The 2011 Ligue Haïtienne season was the 48th year of top-tier football in Haiti. It began on 1 May 2011. The league is split into two tournaments—the Série de Ouverture and the Série de Clôture—each with identical formats and each contested by the same 15 teams.

The league contracted from 16 to 15 clubs for this season.

Teams
Don Bosco, Eclair, Violette and Dynamite finished in 13th through 16th place in the overall table at the end of last season and were relegated to the Haitian second-level leagues. They were replaced by the two Haitian second level group winners: North Group winner Triomphe and South Group winner Valencia.

During the offseason, FICA took legal action against the Haitian Football Federation (FHF) for a spot in the league. In a ruling handed down on 28 April 2011, only days before the season began, the Court of Arbitration for Sport (CAS) ruled in favor of FICA, meaning they would be included in this season's competition.

::::

> Exercise 1: In the passage on the 2011 Ligue Haïtienne season, which two clubs were promoted from the Haitian second level?
> Exercise 2: Write the next part of the passage on the 2011 Ligue Haïtienne season, picking up after its final sentence.

> Available data:

::::

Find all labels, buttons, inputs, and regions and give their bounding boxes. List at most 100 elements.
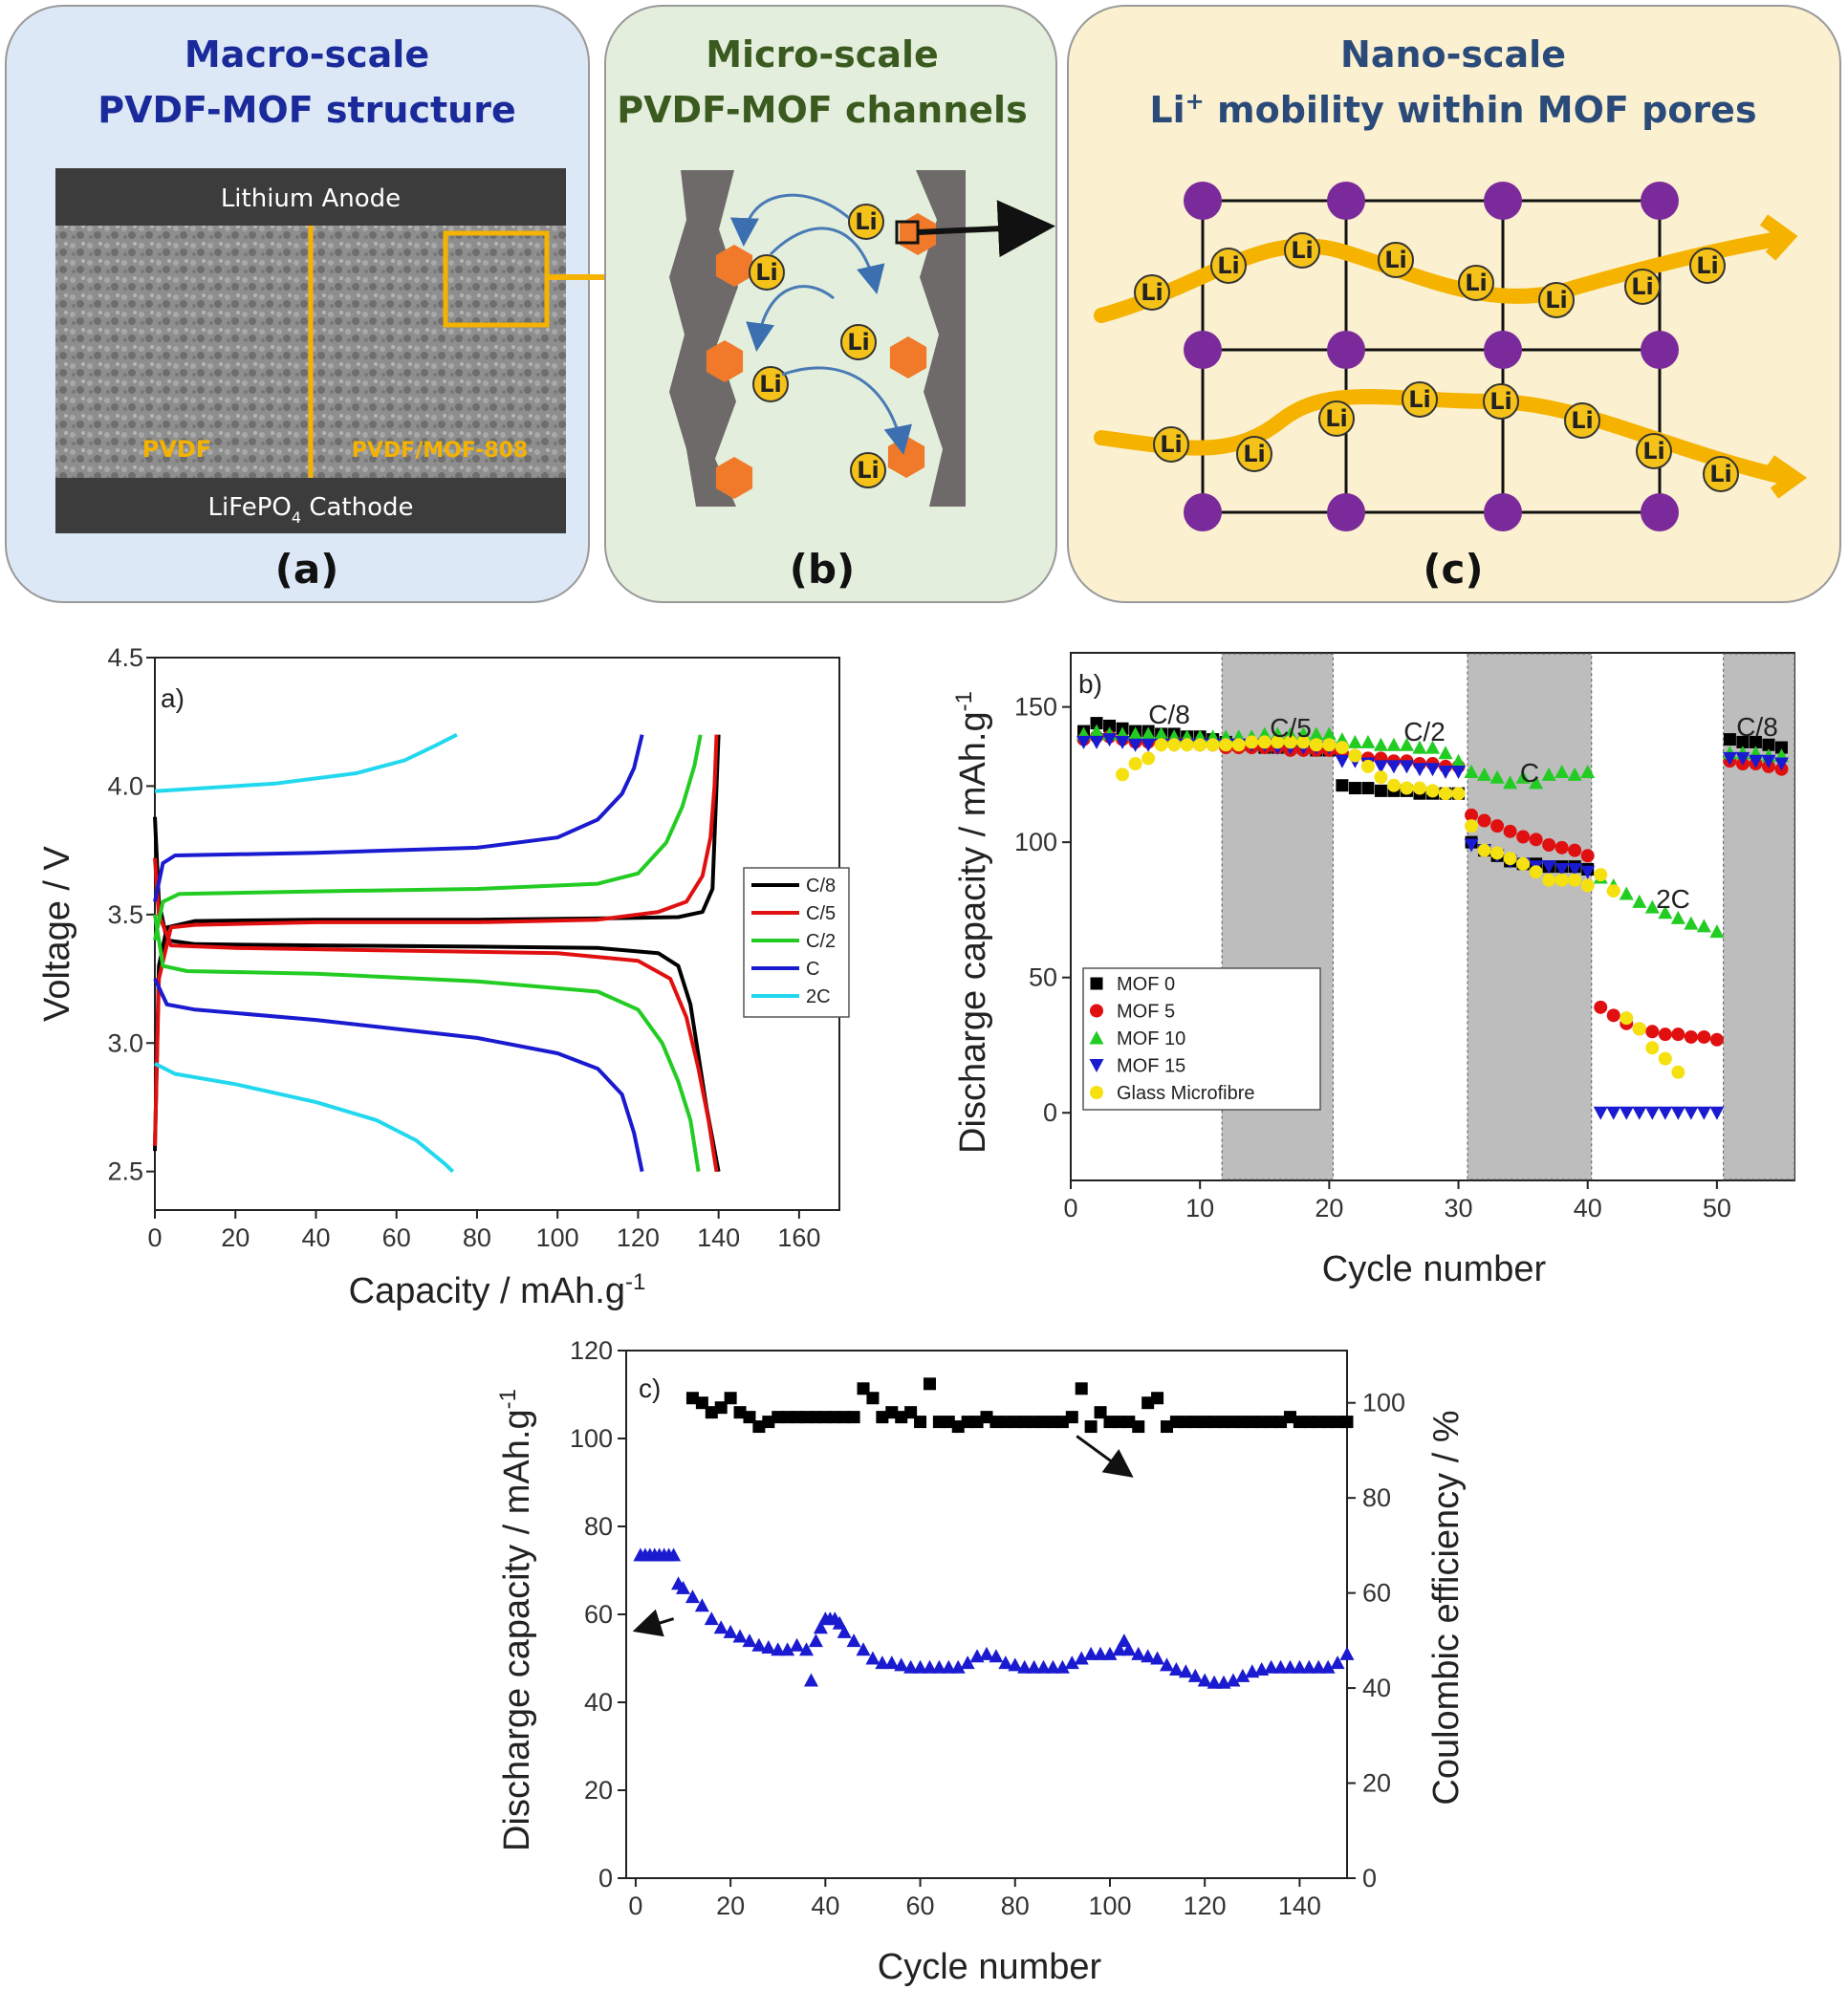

::::

> Task answer 1: Triomphe, the North Group winner, and Valencia, the South Group winner.

> Task answer 2:
Série de Ouverture

The 2011 Série de Ouverture began on 1 May 2011 and ended on 12 August 2011.

Standings

Results

Série de Clôture

The 2011 Série de Clôture began on 11 September 2011 and ended on 11 December 2011.

Standings

Results

Overall standings

Trophée des Champions
This match is contested between the winner of the Série de Ouverture and the winner of the Série de Clôture.

Source:

2011 Super Huit
The 2011 Super Huit competition (English: Super Eight) is a knockout tournament played at the end of the season among the clubs finishing in the top 8 of the overall standings for the season for cash prizes.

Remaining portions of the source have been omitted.